Written request 1:
Render the rows as a numbered list with no blank lines, starting at the first row and ending at the row that contains "calendar-day[interactable]: 9 [690, 190, 713, 210]".

##############################

Chet Catallo (born March 11, 1953) is an American jazz guitarist known for his work as a member of the band Spyro Gyra.

Music career
In 1978, Catallo joined the group Spyro Gyra while they were recording the album Morning Dance. This record featured his composition "It Doesn't Matter". With Spyro Gyra he earned six Grammy Award nominations. He composed and performed the songs Loving You (from Catching the Sun) and Cafe Amore (from Carnaval). In 1986 he formed the band Chet Catallo and the Cats, who released the album First Take in 2010.

Gear
Catallo plays a Gibson Custom Shop Model Guitar, a Chet Catallo signature Custom 335 Dot Model Series 1958 reissue.

Discography
Solo
 First Take

With Spyro Gyra
 Spyro Gyra (1978)
 Morning Dance, (MCA, 1979)
 Catching the Sun, (MCA, 1980)
 Carnaval, (MCA, 1980)

##############################

Written request 2:
Rewrite the Chet Catallo article starting at "Music career" and ending at "Sun, (MCA, 1980)", swapping "Cafe Amore" for "Café Amore".

##############################

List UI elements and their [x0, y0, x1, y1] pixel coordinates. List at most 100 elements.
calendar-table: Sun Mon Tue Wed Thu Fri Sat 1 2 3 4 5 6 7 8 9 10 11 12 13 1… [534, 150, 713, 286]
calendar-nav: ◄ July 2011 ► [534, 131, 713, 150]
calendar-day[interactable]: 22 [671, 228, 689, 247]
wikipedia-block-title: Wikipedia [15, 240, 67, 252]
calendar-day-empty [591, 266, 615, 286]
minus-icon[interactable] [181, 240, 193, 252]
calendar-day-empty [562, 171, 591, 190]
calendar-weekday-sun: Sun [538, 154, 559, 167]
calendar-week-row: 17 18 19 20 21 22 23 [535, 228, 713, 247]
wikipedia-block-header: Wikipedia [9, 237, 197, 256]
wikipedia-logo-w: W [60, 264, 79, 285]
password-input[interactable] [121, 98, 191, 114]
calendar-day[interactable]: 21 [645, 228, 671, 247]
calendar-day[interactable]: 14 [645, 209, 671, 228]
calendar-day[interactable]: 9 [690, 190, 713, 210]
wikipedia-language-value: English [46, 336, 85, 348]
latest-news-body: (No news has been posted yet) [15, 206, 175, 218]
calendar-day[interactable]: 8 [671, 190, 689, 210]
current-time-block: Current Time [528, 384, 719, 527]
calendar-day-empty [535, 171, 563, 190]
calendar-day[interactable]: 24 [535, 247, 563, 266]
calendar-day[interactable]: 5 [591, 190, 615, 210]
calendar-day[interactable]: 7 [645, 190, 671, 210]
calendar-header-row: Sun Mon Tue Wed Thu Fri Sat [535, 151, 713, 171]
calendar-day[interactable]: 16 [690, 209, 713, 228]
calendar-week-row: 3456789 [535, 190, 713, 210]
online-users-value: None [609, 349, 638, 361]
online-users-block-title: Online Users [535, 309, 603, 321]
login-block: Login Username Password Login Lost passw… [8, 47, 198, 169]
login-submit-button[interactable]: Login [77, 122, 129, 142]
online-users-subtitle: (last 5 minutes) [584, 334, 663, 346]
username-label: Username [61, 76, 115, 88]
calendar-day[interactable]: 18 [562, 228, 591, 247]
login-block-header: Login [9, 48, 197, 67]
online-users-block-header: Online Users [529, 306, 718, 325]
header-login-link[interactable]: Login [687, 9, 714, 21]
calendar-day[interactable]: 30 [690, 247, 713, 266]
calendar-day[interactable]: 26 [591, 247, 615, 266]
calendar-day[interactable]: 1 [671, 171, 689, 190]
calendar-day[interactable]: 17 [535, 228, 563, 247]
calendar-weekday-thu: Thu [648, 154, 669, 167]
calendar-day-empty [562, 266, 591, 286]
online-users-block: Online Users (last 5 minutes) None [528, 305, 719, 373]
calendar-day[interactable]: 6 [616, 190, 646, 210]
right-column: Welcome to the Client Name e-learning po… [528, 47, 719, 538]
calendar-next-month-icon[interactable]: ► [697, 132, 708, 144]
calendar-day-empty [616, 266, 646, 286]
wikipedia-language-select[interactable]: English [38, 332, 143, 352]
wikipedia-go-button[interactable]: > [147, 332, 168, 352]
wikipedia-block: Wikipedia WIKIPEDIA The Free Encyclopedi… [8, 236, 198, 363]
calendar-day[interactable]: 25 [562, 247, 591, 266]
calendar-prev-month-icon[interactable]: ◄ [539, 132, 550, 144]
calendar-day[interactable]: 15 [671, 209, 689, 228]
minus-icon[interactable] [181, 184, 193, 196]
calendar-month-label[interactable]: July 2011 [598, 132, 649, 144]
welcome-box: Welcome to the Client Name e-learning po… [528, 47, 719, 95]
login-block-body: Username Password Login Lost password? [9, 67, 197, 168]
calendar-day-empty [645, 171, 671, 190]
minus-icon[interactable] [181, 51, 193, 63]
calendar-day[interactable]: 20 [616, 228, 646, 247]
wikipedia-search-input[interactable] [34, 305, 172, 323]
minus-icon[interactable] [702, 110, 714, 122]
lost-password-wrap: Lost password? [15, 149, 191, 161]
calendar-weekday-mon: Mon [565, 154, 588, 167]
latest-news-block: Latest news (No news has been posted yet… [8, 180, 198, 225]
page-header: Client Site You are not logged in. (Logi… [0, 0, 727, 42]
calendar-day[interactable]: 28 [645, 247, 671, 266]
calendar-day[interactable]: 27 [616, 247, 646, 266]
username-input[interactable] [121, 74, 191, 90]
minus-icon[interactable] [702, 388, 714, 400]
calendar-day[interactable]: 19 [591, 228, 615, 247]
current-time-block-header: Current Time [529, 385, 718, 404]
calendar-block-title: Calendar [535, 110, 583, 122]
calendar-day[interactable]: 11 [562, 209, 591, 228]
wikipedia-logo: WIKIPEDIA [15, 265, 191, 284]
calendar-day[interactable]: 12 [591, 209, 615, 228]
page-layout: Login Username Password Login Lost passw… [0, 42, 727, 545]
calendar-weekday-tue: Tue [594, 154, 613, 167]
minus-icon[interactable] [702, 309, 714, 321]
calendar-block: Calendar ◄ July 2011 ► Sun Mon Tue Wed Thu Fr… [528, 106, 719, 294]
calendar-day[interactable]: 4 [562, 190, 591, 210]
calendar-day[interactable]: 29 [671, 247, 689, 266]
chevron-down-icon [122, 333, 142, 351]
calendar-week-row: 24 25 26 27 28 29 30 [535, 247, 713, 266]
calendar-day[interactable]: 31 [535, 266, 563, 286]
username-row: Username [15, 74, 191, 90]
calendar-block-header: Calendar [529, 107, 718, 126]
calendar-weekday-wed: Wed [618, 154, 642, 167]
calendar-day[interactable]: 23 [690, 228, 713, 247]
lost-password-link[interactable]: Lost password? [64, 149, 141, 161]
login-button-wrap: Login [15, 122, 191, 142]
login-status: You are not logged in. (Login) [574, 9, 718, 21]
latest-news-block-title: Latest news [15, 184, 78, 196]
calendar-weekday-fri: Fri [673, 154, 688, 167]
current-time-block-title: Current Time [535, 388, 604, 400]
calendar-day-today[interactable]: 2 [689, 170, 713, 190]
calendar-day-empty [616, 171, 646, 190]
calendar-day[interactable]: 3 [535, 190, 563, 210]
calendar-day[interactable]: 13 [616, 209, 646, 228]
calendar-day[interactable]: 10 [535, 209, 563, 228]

##############################

Final result 1:
1. List UI elements and their [x0, y0, x1, y1] pixel coordinates. List at most 100 elements.
2. calendar-table: Sun Mon Tue Wed Thu Fri Sat 1 2 3 4 5 6 7 8 9 10 11 12 13 1… [534, 150, 713, 286]
3. calendar-nav: ◄ July 2011 ► [534, 131, 713, 150]
4. calendar-day[interactable]: 22 [671, 228, 689, 247]
5. wikipedia-block-title: Wikipedia [15, 240, 67, 252]
6. calendar-day-empty [591, 266, 615, 286]
7. minus-icon[interactable] [181, 240, 193, 252]
8. calendar-day-empty [562, 171, 591, 190]
9. calendar-weekday-sun: Sun [538, 154, 559, 167]
10. calendar-week-row: 17 18 19 20 21 22 23 [535, 228, 713, 247]
11. wikipedia-block-header: Wikipedia [9, 237, 197, 256]
12. wikipedia-logo-w: W [60, 264, 79, 285]
13. password-input[interactable] [121, 98, 191, 114]
14. calendar-day[interactable]: 21 [645, 228, 671, 247]
15. calendar-day[interactable]: 14 [645, 209, 671, 228]
16. calendar-day[interactable]: 9 [690, 190, 713, 210]

Final result 2:
Music career
In 1978, Catallo joined the group Spyro Gyra while they were recording the album Morning Dance. This record featured his composition "It Doesn't Matter". With Spyro Gyra he earned six Grammy Award nominations. He composed and performed the songs Loving You (from Catching the Sun) and Café Amore (from Carnaval). In 1986 he formed the band Chet Catallo and the Cats, who released the album First Take in 2010.

Gear
Catallo plays a Gibson Custom Shop Model Guitar, a Chet Catallo signature Custom 335 Dot Model Series 1958 reissue.

Discography
Solo
 First Take

With Spyro Gyra
 Spyro Gyra (1978)
 Morning Dance, (MCA, 1979)
 Catching the Sun, (MCA, 1980)